Copy, in full, each line of the material that holds the word "data".

▶ **MATERIAL SHOWN**:
┌──
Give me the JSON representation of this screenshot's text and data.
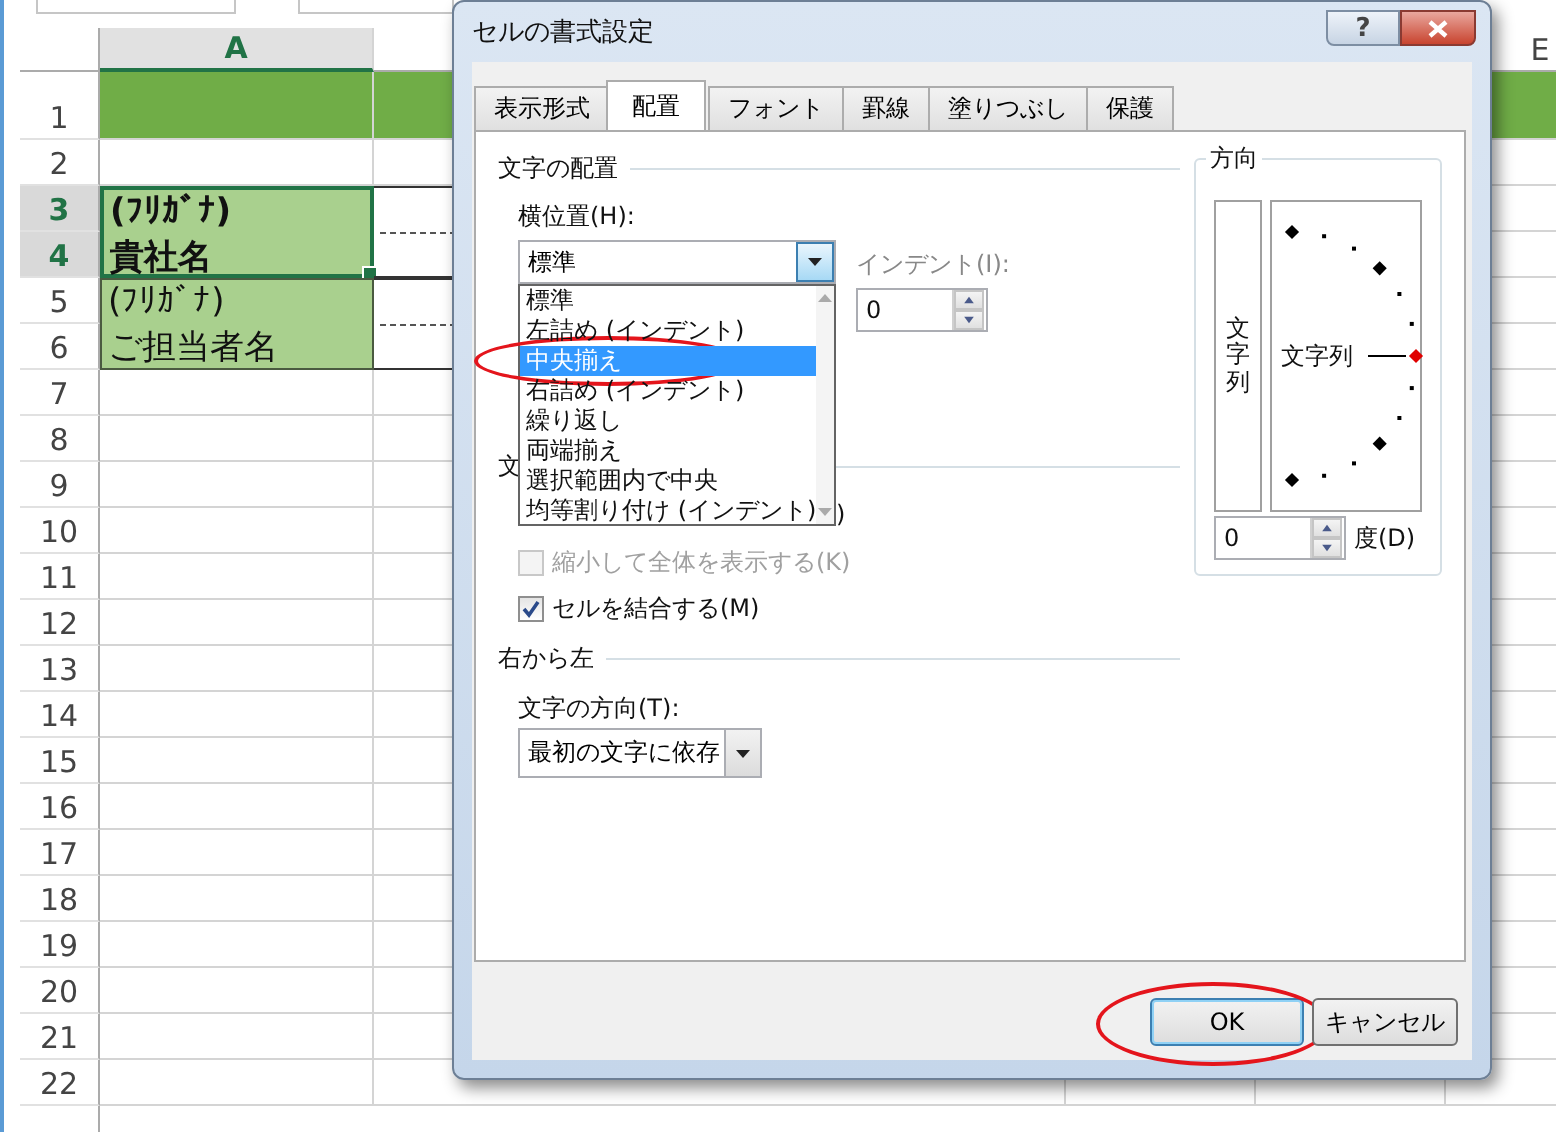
└──
┌──
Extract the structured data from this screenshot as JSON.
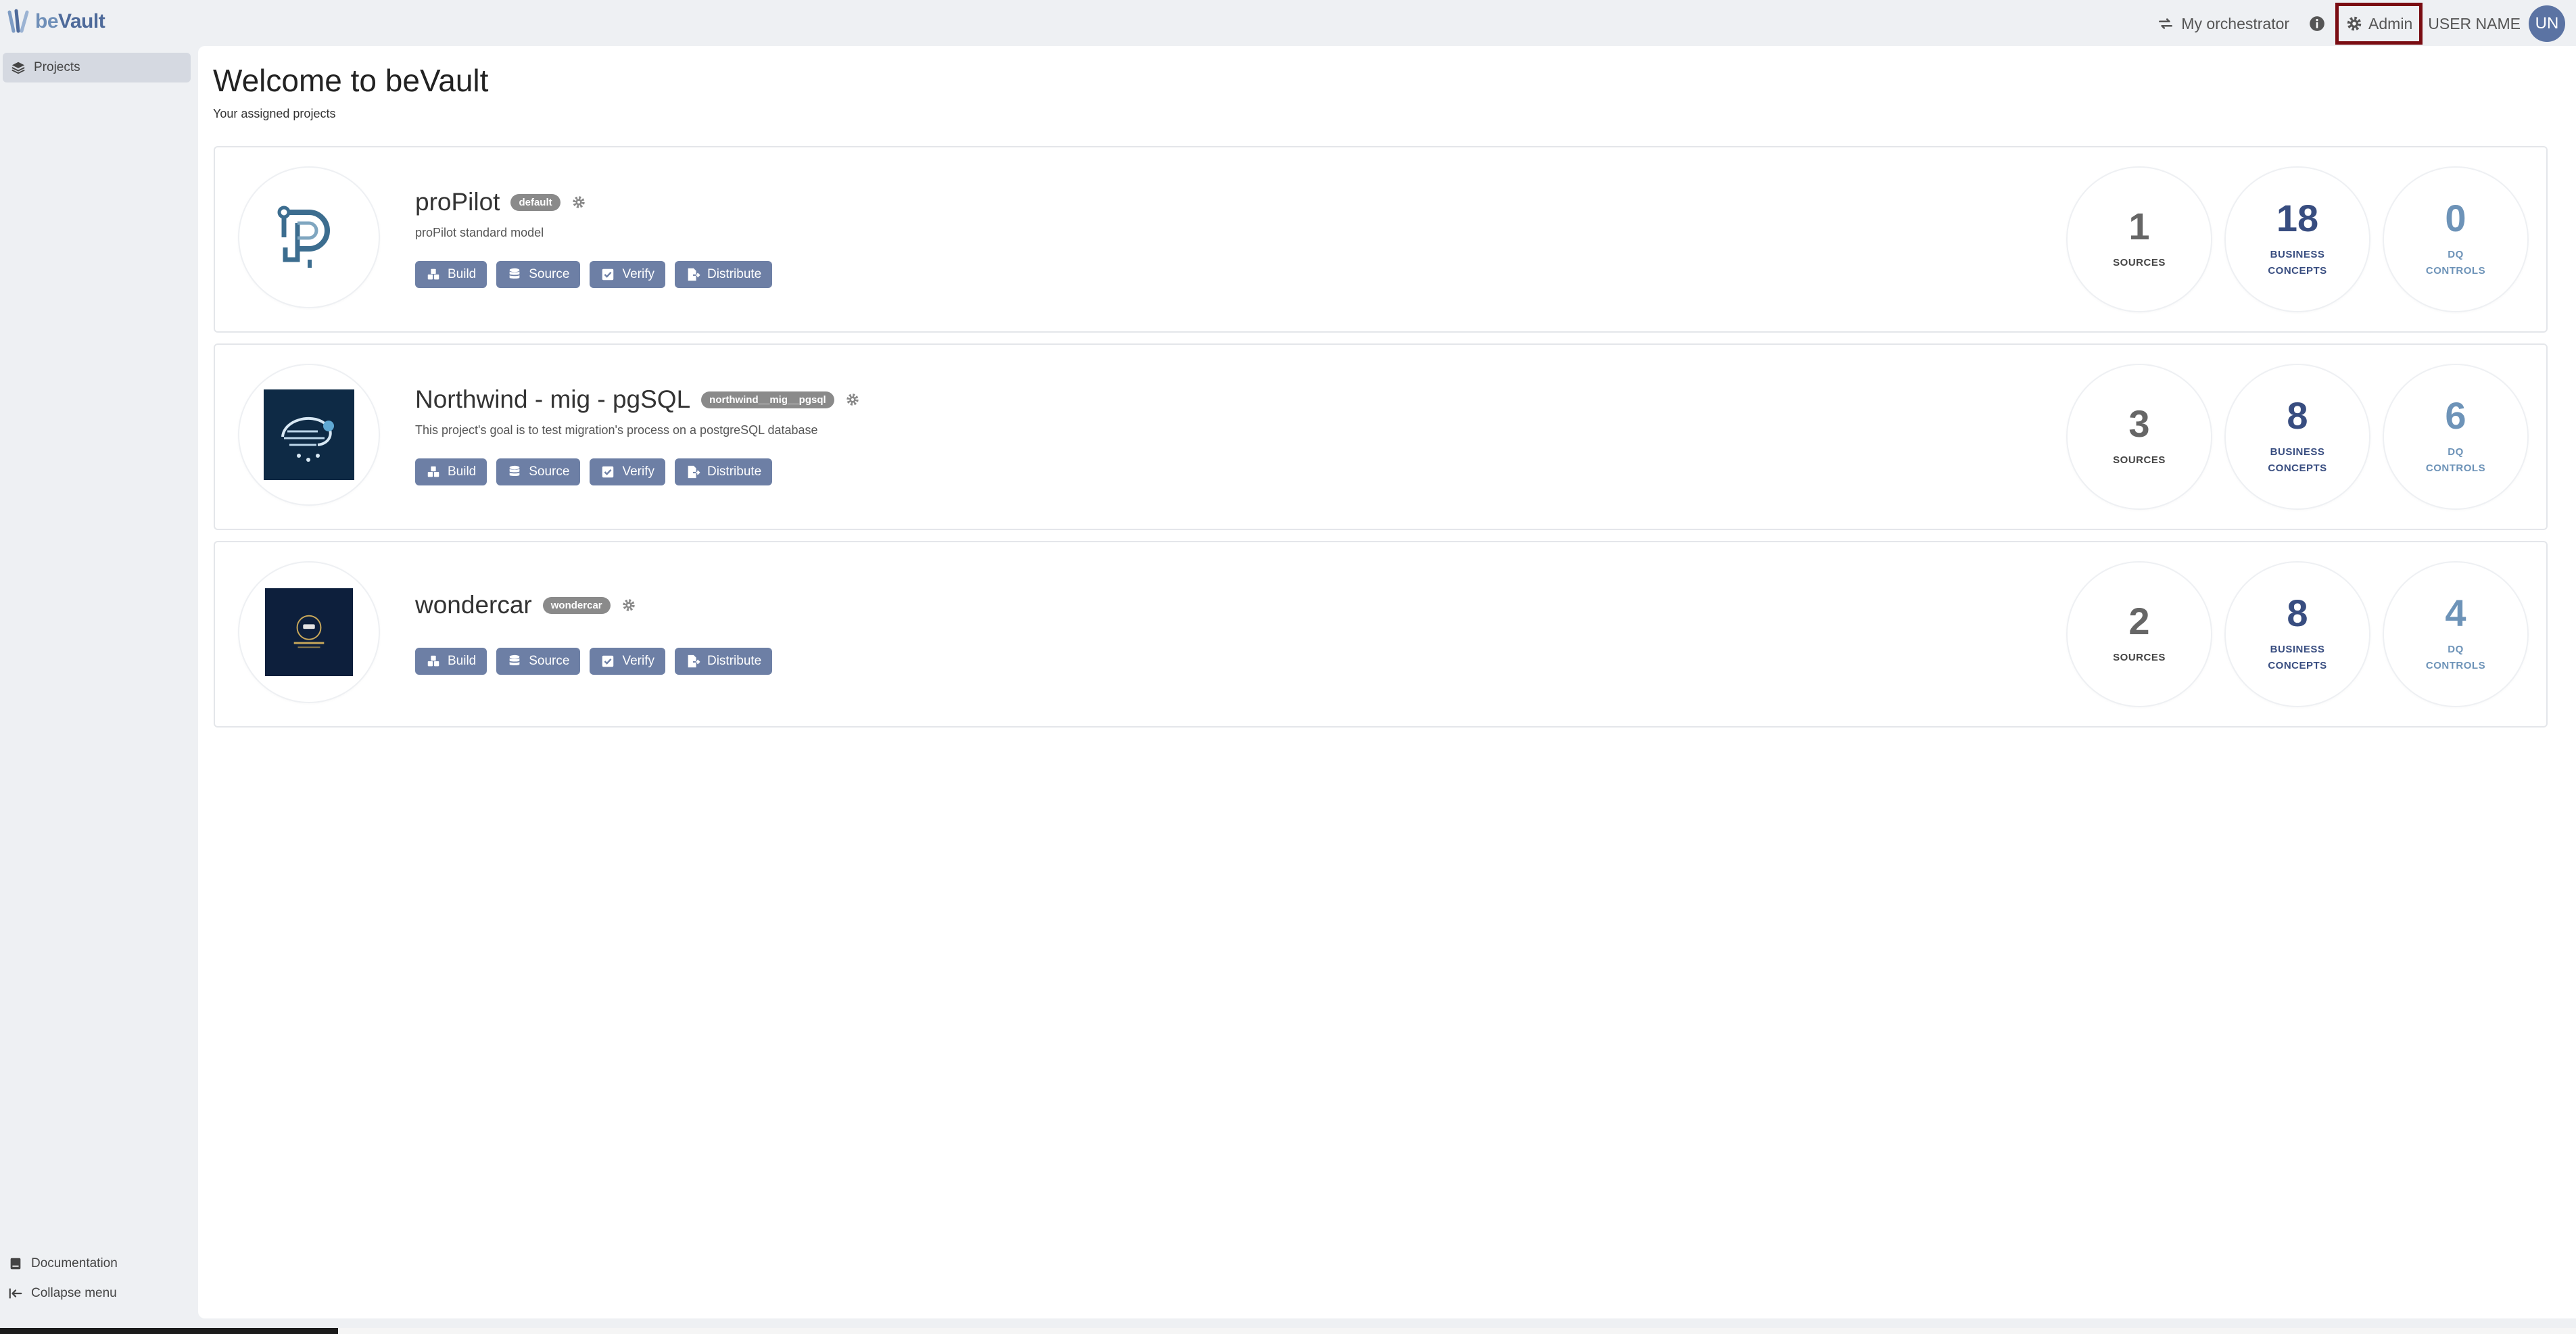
└──
┌──
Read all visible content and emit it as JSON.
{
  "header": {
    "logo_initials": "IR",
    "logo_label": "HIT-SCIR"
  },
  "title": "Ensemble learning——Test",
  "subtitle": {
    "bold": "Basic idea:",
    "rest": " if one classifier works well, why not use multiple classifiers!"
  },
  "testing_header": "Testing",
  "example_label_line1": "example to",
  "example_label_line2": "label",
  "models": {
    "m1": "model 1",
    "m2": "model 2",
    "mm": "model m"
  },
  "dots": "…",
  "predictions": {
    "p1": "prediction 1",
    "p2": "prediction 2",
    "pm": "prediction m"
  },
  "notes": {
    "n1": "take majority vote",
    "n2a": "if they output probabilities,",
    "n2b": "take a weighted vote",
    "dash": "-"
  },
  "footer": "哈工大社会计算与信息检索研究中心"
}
└──
▶ **ANSWER**:
Give me the JSON representation of this screenshot's text and data.
Extract the structured data from this screenshot as JSON.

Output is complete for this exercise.